= Exercise description =
Scan the entries below and extract each line with the word "object" in it.

:: The input ::

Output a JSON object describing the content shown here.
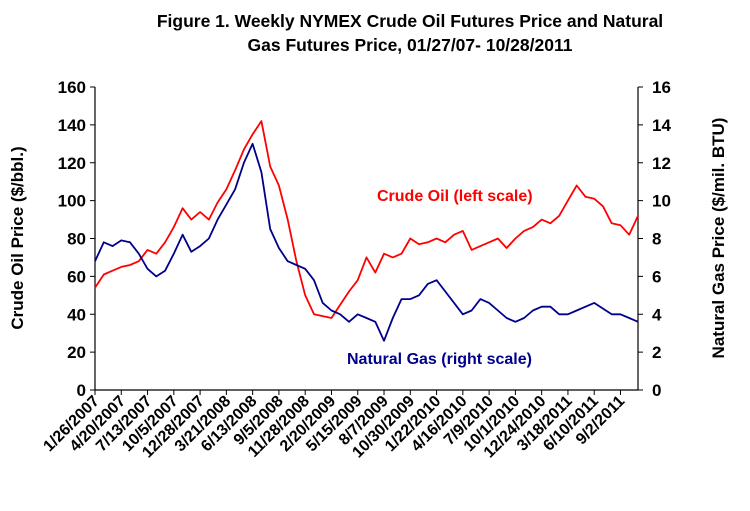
{
  "chart_data": {
    "type": "line",
    "title_lines": [
      "Figure 1. Weekly NYMEX Crude Oil Futures Price and Natural",
      "Gas Futures Price, 01/27/07- 10/28/2011"
    ],
    "ylabel_left": "Crude Oil Price ($/bbl.)",
    "ylabel_right": "Natural Gas Price ($/mil. BTU)",
    "ylim_left": [
      0,
      160
    ],
    "ylim_right": [
      0,
      16
    ],
    "yticks_left": [
      "0",
      "20",
      "40",
      "60",
      "80",
      "100",
      "120",
      "140",
      "160"
    ],
    "yticks_right": [
      "0",
      "2",
      "4",
      "6",
      "8",
      "10",
      "12",
      "14",
      "16"
    ],
    "x_tick_labels": [
      "1/26/2007",
      "4/20/2007",
      "7/13/2007",
      "10/5/2007",
      "12/28/2007",
      "3/21/2008",
      "6/13/2008",
      "9/5/2008",
      "11/28/2008",
      "2/20/2009",
      "5/15/2009",
      "8/7/2009",
      "10/30/2009",
      "1/22/2010",
      "4/16/2010",
      "7/9/2010",
      "10/1/2010",
      "12/24/2010",
      "3/18/2011",
      "6/10/2011",
      "9/2/2011"
    ],
    "grid": false,
    "series": [
      {
        "name": "Crude Oil (left scale)",
        "axis": "left",
        "color": "#ff0000",
        "x": [
          "1/26/2007",
          "2/23/2007",
          "3/23/2007",
          "4/20/2007",
          "5/18/2007",
          "6/15/2007",
          "7/13/2007",
          "8/10/2007",
          "9/7/2007",
          "10/5/2007",
          "11/2/2007",
          "11/30/2007",
          "12/28/2007",
          "1/25/2008",
          "2/22/2008",
          "3/21/2008",
          "4/18/2008",
          "5/16/2008",
          "6/13/2008",
          "7/11/2008",
          "8/8/2008",
          "9/5/2008",
          "10/3/2008",
          "10/31/2008",
          "11/28/2008",
          "12/26/2008",
          "1/23/2009",
          "2/20/2009",
          "3/20/2009",
          "4/17/2009",
          "5/15/2009",
          "6/12/2009",
          "7/10/2009",
          "8/7/2009",
          "9/4/2009",
          "10/2/2009",
          "10/30/2009",
          "11/27/2009",
          "12/25/2009",
          "1/22/2010",
          "2/19/2010",
          "3/19/2010",
          "4/16/2010",
          "5/14/2010",
          "6/11/2010",
          "7/9/2010",
          "8/6/2010",
          "9/3/2010",
          "10/1/2010",
          "10/29/2010",
          "11/26/2010",
          "12/24/2010",
          "1/21/2011",
          "2/18/2011",
          "3/18/2011",
          "4/15/2011",
          "5/13/2011",
          "6/10/2011",
          "7/8/2011",
          "8/5/2011",
          "9/2/2011",
          "9/30/2011",
          "10/28/2011"
        ],
        "y": [
          54,
          61,
          63,
          65,
          66,
          68,
          74,
          72,
          78,
          86,
          96,
          90,
          94,
          90,
          99,
          106,
          116,
          127,
          135,
          142,
          118,
          108,
          90,
          68,
          50,
          40,
          39,
          38,
          45,
          52,
          58,
          70,
          62,
          72,
          70,
          72,
          80,
          77,
          78,
          80,
          78,
          82,
          84,
          74,
          76,
          78,
          80,
          75,
          80,
          84,
          86,
          90,
          88,
          92,
          100,
          108,
          102,
          101,
          97,
          88,
          87,
          82,
          92
        ]
      },
      {
        "name": "Natural Gas (right scale)",
        "axis": "right",
        "color": "#00008b",
        "x": [
          "1/26/2007",
          "2/23/2007",
          "3/23/2007",
          "4/20/2007",
          "5/18/2007",
          "6/15/2007",
          "7/13/2007",
          "8/10/2007",
          "9/7/2007",
          "10/5/2007",
          "11/2/2007",
          "11/30/2007",
          "12/28/2007",
          "1/25/2008",
          "2/22/2008",
          "3/21/2008",
          "4/18/2008",
          "5/16/2008",
          "6/13/2008",
          "7/11/2008",
          "8/8/2008",
          "9/5/2008",
          "10/3/2008",
          "10/31/2008",
          "11/28/2008",
          "12/26/2008",
          "1/23/2009",
          "2/20/2009",
          "3/20/2009",
          "4/17/2009",
          "5/15/2009",
          "6/12/2009",
          "7/10/2009",
          "8/7/2009",
          "9/4/2009",
          "10/2/2009",
          "10/30/2009",
          "11/27/2009",
          "12/25/2009",
          "1/22/2010",
          "2/19/2010",
          "3/19/2010",
          "4/16/2010",
          "5/14/2010",
          "6/11/2010",
          "7/9/2010",
          "8/6/2010",
          "9/3/2010",
          "10/1/2010",
          "10/29/2010",
          "11/26/2010",
          "12/24/2010",
          "1/21/2011",
          "2/18/2011",
          "3/18/2011",
          "4/15/2011",
          "5/13/2011",
          "6/10/2011",
          "7/8/2011",
          "8/5/2011",
          "9/2/2011",
          "9/30/2011",
          "10/28/2011"
        ],
        "y": [
          6.8,
          7.8,
          7.6,
          7.9,
          7.8,
          7.2,
          6.4,
          6.0,
          6.3,
          7.2,
          8.2,
          7.3,
          7.6,
          8.0,
          9.0,
          9.8,
          10.6,
          12.0,
          13.0,
          11.5,
          8.5,
          7.5,
          6.8,
          6.6,
          6.4,
          5.8,
          4.6,
          4.2,
          4.0,
          3.6,
          4.0,
          3.8,
          3.6,
          2.6,
          3.8,
          4.8,
          4.8,
          5.0,
          5.6,
          5.8,
          5.2,
          4.6,
          4.0,
          4.2,
          4.8,
          4.6,
          4.2,
          3.8,
          3.6,
          3.8,
          4.2,
          4.4,
          4.4,
          4.0,
          4.0,
          4.2,
          4.4,
          4.6,
          4.3,
          4.0,
          4.0,
          3.8,
          3.6
        ]
      }
    ],
    "annotations": [
      {
        "text": "Crude Oil (left scale)",
        "color": "#ff0000"
      },
      {
        "text": "Natural Gas (right scale)",
        "color": "#00008b"
      }
    ]
  }
}
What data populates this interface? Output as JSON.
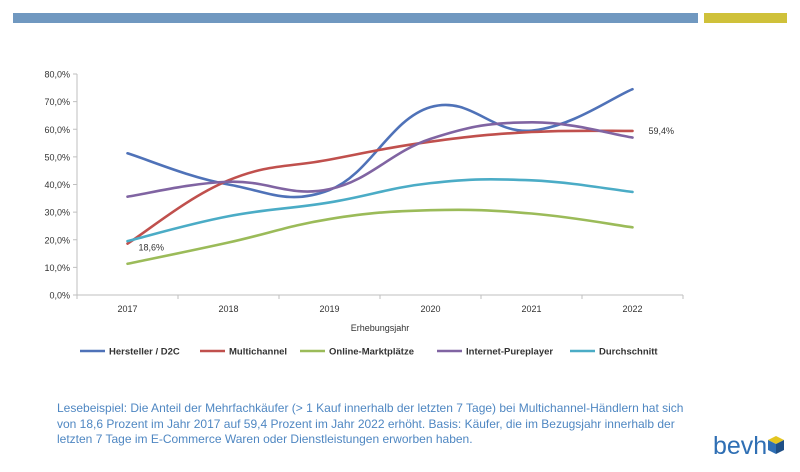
{
  "colors": {
    "blue_bar": "#7098c0",
    "yellow_bar": "#cfc13a",
    "caption": "#4f87c2",
    "logo": "#2f6fb4",
    "logo_accent": "#e3c520"
  },
  "chart_data": {
    "type": "line",
    "categories": [
      "2017",
      "2018",
      "2019",
      "2020",
      "2021",
      "2022"
    ],
    "xlabel": "Erhebungsjahr",
    "ylabel": "",
    "ylim": [
      0,
      80
    ],
    "yticks": [
      "0,0%",
      "10,0%",
      "20,0%",
      "30,0%",
      "40,0%",
      "50,0%",
      "60,0%",
      "70,0%",
      "80,0%"
    ],
    "grid": false,
    "legend_position": "bottom",
    "series": [
      {
        "name": "Hersteller / D2C",
        "color": "#4f72b8",
        "values": [
          51.3,
          40.0,
          38.0,
          68.0,
          59.5,
          74.5
        ]
      },
      {
        "name": "Multichannel",
        "color": "#c0504d",
        "values": [
          18.6,
          41.5,
          49.0,
          55.5,
          59.0,
          59.4
        ]
      },
      {
        "name": "Online-Marktplätze",
        "color": "#9bbb59",
        "values": [
          11.3,
          19.0,
          27.5,
          30.7,
          29.5,
          24.5
        ]
      },
      {
        "name": "Internet-Pureplayer",
        "color": "#8064a2",
        "values": [
          35.6,
          41.0,
          38.3,
          56.5,
          62.5,
          57.0
        ]
      },
      {
        "name": "Durchschnitt",
        "color": "#4bacc6",
        "values": [
          19.5,
          28.5,
          33.5,
          40.5,
          41.5,
          37.3
        ]
      }
    ],
    "annotations": [
      {
        "text": "18,6%",
        "series": "Multichannel",
        "category": "2017",
        "value": 18.6
      },
      {
        "text": "59,4%",
        "series": "Multichannel",
        "category": "2022",
        "value": 59.4
      }
    ]
  },
  "caption": "Lesebeispiel: Die Anteil der Mehrfachkäufer (> 1 Kauf innerhalb der letzten 7 Tage) bei Multichannel-Händlern hat sich von 18,6 Prozent im Jahr 2017 auf 59,4 Prozent im Jahr 2022 erhöht. Basis: Käufer, die im Bezugsjahr innerhalb der letzten 7 Tage im E-Commerce Waren oder Dienstleistungen erworben haben.",
  "logo": {
    "text": "bevh"
  }
}
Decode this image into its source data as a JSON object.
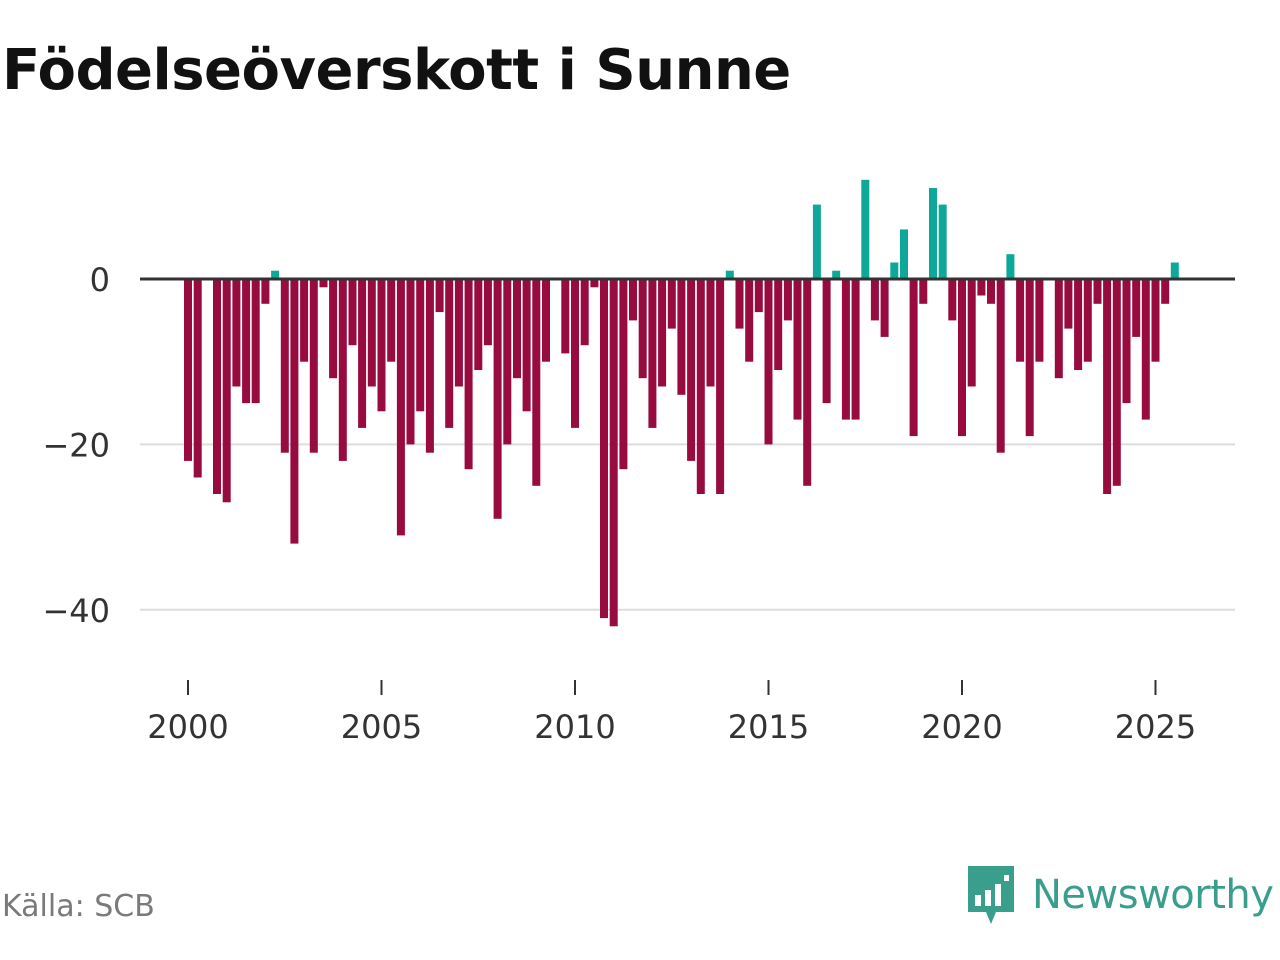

:::

= Output =
Output a JSON object describing the content shown here.
Decode this image into its source data as a JSON object.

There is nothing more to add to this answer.